■ Problem statement
The records below must be retyped exactly.

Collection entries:

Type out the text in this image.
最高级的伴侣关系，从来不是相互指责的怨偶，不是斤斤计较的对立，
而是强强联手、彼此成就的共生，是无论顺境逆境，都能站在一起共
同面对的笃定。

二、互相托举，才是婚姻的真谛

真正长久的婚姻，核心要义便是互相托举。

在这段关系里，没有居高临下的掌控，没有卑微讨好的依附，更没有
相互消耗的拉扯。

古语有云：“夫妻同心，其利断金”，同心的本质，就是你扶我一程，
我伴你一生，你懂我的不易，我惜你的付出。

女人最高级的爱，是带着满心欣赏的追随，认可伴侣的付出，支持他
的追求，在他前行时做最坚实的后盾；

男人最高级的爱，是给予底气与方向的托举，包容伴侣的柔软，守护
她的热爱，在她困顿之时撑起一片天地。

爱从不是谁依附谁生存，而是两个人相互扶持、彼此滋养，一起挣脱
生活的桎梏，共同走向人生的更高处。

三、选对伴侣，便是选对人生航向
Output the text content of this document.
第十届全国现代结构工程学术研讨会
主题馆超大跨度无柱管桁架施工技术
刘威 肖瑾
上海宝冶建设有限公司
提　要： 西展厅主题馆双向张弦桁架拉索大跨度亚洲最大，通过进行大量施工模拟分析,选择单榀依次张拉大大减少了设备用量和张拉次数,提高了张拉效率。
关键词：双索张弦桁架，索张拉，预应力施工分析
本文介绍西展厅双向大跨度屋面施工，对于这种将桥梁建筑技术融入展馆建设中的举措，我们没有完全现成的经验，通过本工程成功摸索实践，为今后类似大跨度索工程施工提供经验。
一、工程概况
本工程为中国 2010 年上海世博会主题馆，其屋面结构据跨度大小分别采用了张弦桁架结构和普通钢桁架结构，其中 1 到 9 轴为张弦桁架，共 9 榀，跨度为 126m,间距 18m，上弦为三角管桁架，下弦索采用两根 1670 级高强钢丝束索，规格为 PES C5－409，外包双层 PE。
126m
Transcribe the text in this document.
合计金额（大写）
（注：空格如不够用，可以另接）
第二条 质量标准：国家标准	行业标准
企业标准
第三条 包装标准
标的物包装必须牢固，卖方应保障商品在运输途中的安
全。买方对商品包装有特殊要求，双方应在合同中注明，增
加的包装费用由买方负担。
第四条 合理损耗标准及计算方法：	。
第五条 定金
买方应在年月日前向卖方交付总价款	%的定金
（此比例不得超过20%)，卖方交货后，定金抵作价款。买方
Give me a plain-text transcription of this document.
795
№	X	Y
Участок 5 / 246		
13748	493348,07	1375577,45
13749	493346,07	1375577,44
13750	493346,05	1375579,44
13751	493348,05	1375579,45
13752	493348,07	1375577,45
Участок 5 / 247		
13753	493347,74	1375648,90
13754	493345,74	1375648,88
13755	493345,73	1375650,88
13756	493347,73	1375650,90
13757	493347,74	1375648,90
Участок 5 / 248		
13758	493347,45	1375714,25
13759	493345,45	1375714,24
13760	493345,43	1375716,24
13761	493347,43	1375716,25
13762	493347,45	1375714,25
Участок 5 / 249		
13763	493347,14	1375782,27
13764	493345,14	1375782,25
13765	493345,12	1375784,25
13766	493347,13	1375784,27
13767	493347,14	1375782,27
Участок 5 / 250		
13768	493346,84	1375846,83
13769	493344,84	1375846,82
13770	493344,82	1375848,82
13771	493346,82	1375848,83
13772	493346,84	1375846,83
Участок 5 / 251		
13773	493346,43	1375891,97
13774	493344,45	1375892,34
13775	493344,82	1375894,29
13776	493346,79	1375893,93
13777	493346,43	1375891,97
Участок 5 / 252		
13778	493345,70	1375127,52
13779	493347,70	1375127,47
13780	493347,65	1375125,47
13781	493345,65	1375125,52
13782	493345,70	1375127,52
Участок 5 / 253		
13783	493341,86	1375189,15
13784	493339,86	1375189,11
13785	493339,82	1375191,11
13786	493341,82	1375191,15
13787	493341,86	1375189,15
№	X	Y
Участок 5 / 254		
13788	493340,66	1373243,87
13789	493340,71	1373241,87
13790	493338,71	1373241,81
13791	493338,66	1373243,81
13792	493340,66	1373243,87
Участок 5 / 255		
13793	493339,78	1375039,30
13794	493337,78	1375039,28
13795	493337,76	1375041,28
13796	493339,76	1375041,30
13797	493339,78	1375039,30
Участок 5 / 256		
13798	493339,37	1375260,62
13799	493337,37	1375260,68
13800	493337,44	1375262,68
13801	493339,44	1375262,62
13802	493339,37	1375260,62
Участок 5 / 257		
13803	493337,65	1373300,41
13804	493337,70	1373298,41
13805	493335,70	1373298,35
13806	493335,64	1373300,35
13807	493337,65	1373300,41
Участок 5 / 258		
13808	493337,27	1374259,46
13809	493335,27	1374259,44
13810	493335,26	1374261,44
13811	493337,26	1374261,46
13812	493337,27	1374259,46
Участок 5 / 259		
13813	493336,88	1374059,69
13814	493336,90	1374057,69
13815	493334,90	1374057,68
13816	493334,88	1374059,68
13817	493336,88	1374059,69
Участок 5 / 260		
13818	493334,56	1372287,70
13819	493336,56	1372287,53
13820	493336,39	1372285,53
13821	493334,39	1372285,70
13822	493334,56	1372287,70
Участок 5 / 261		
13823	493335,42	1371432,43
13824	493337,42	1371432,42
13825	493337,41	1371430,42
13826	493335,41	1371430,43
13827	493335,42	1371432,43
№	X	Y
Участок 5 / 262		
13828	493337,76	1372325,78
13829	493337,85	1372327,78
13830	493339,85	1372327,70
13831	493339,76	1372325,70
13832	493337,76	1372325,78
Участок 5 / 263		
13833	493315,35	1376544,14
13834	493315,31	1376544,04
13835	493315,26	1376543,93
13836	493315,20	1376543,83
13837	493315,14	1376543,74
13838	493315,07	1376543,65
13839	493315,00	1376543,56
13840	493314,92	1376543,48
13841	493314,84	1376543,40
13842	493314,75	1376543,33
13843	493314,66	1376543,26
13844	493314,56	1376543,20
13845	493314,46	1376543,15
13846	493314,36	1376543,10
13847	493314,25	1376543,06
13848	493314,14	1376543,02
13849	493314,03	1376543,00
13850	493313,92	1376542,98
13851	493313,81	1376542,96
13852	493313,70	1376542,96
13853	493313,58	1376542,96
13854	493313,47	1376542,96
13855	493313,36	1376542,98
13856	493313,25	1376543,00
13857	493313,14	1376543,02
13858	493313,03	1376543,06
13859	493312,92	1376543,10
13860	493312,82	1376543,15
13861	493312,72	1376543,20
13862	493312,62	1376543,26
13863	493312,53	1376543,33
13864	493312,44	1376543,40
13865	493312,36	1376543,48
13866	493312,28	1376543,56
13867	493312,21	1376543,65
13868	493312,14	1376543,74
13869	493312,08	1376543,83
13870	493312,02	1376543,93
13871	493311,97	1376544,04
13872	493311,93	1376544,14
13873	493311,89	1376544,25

■ Task response
Type out the text in this image.
最高级的伴侣关系，从来不是相互指责的怨偶，不是斤斤计较的对立，
而是强强联手、彼此成就的共生，是无论顺境逆境，都能站在一起共
同面对的笃定。

二、互相托举，才是婚姻的真谛

真正长久的婚姻，核心要义便是互相托举。

在这段关系里，没有居高临下的掌控，没有卑微讨好的依附，更没有
相互消耗的拉扯。

古语有云：“夫妻同心，其利断金”，同心的本质，就是你扶我一程，
我伴你一生，你懂我的不易，我惜你的付出。

女人最高级的爱，是带着满心欣赏的追随，认可伴侣的付出，支持他
的追求，在他前行时做最坚实的后盾；

男人最高级的爱，是给予底气与方向的托举，包容伴侣的柔软，守护
她的热爱，在她困顿之时撑起一片天地。

爱从不是谁依附谁生存，而是两个人相互扶持、彼此滋养，一起挣脱
生活的桎梏，共同走向人生的更高处。

三、选对伴侣，便是选对人生航向
Output the text content of this document.
第十届全国现代结构工程学术研讨会
主题馆超大跨度无柱管桁架施工技术
刘威 肖瑾
上海宝冶建设有限公司
提　要： 西展厅主题馆双向张弦桁架拉索大跨度亚洲最大，通过进行大量施工模拟分析,选择单榀依次张拉大大减少了设备用量和张拉次数,提高了张拉效率。
关键词：双索张弦桁架，索张拉，预应力施工分析
本文介绍西展厅双向大跨度屋面施工，对于这种将桥梁建筑技术融入展馆建设中的举措，我们没有完全现成的经验，通过本工程成功摸索实践，为今后类似大跨度索工程施工提供经验。
一、工程概况
本工程为中国 2010 年上海世博会主题馆，其屋面结构据跨度大小分别采用了张弦桁架结构和普通钢桁架结构，其中 1 到 9 轴为张弦桁架，共 9 榀，跨度为 126m,间距 18m，上弦为三角管桁架，下弦索采用两根 1670 级高强钢丝束索，规格为 PES C5－409，外包双层 PE。
126m
Transcribe the text in this document.
合计金额（大写）
（注：空格如不够用，可以另接）
第二条 质量标准：国家标准	行业标准
企业标准
第三条 包装标准
标的物包装必须牢固，卖方应保障商品在运输途中的安
全。买方对商品包装有特殊要求，双方应在合同中注明，增
加的包装费用由买方负担。
第四条 合理损耗标准及计算方法：	。
第五条 定金
买方应在年月日前向卖方交付总价款	%的定金
（此比例不得超过20%)，卖方交货后，定金抵作价款。买方
Give me a plain-text transcription of this document.
795
№	X	Y
Участок 5 / 246		
13748	493348,07	1375577,45
13749	493346,07	1375577,44
13750	493346,05	1375579,44
13751	493348,05	1375579,45
13752	493348,07	1375577,45
Участок 5 / 247		
13753	493347,74	1375648,90
13754	493345,74	1375648,88
13755	493345,73	1375650,88
13756	493347,73	1375650,90
13757	493347,74	1375648,90
Участок 5 / 248		
13758	493347,45	1375714,25
13759	493345,45	1375714,24
13760	493345,43	1375716,24
13761	493347,43	1375716,25
13762	493347,45	1375714,25
Участок 5 / 249		
13763	493347,14	1375782,27
13764	493345,14	1375782,25
13765	493345,12	1375784,25
13766	493347,13	1375784,27
13767	493347,14	1375782,27
Участок 5 / 250		
13768	493346,84	1375846,83
13769	493344,84	1375846,82
13770	493344,82	1375848,82
13771	493346,82	1375848,83
13772	493346,84	1375846,83
Участок 5 / 251		
13773	493346,43	1375891,97
13774	493344,45	1375892,34
13775	493344,82	1375894,29
13776	493346,79	1375893,93
13777	493346,43	1375891,97
Участок 5 / 252		
13778	493345,70	1375127,52
13779	493347,70	1375127,47
13780	493347,65	1375125,47
13781	493345,65	1375125,52
13782	493345,70	1375127,52
Участок 5 / 253		
13783	493341,86	1375189,15
13784	493339,86	1375189,11
13785	493339,82	1375191,11
13786	493341,82	1375191,15
13787	493341,86	1375189,15
№	X	Y
Участок 5 / 254		
13788	493340,66	1373243,87
13789	493340,71	1373241,87
13790	493338,71	1373241,81
13791	493338,66	1373243,81
13792	493340,66	1373243,87
Участок 5 / 255		
13793	493339,78	1375039,30
13794	493337,78	1375039,28
13795	493337,76	1375041,28
13796	493339,76	1375041,30
13797	493339,78	1375039,30
Участок 5 / 256		
13798	493339,37	1375260,62
13799	493337,37	1375260,68
13800	493337,44	1375262,68
13801	493339,44	1375262,62
13802	493339,37	1375260,62
Участок 5 / 257		
13803	493337,65	1373300,41
13804	493337,70	1373298,41
13805	493335,70	1373298,35
13806	493335,64	1373300,35
13807	493337,65	1373300,41
Участок 5 / 258		
13808	493337,27	1374259,46
13809	493335,27	1374259,44
13810	493335,26	1374261,44
13811	493337,26	1374261,46
13812	493337,27	1374259,46
Участок 5 / 259		
13813	493336,88	1374059,69
13814	493336,90	1374057,69
13815	493334,90	1374057,68
13816	493334,88	1374059,68
13817	493336,88	1374059,69
Участок 5 / 260		
13818	493334,56	1372287,70
13819	493336,56	1372287,53
13820	493336,39	1372285,53
13821	493334,39	1372285,70
13822	493334,56	1372287,70
Участок 5 / 261		
13823	493335,42	1371432,43
13824	493337,42	1371432,42
13825	493337,41	1371430,42
13826	493335,41	1371430,43
13827	493335,42	1371432,43
№	X	Y
Участок 5 / 262		
13828	493337,76	1372325,78
13829	493337,85	1372327,78
13830	493339,85	1372327,70
13831	493339,76	1372325,70
13832	493337,76	1372325,78
Участок 5 / 263		
13833	493315,35	1376544,14
13834	493315,31	1376544,04
13835	493315,26	1376543,93
13836	493315,20	1376543,83
13837	493315,14	1376543,74
13838	493315,07	1376543,65
13839	493315,00	1376543,56
13840	493314,92	1376543,48
13841	493314,84	1376543,40
13842	493314,75	1376543,33
13843	493314,66	1376543,26
13844	493314,56	1376543,20
13845	493314,46	1376543,15
13846	493314,36	1376543,10
13847	493314,25	1376543,06
13848	493314,14	1376543,02
13849	493314,03	1376543,00
13850	493313,92	1376542,98
13851	493313,81	1376542,96
13852	493313,70	1376542,96
13853	493313,58	1376542,96
13854	493313,47	1376542,96
13855	493313,36	1376542,98
13856	493313,25	1376543,00
13857	493313,14	1376543,02
13858	493313,03	1376543,06
13859	493312,92	1376543,10
13860	493312,82	1376543,15
13861	493312,72	1376543,20
13862	493312,62	1376543,26
13863	493312,53	1376543,33
13864	493312,44	1376543,40
13865	493312,36	1376543,48
13866	493312,28	1376543,56
13867	493312,21	1376543,65
13868	493312,14	1376543,74
13869	493312,08	1376543,83
13870	493312,02	1376543,93
13871	493311,97	1376544,04
13872	493311,93	1376544,14
13873	493311,89	1376544,25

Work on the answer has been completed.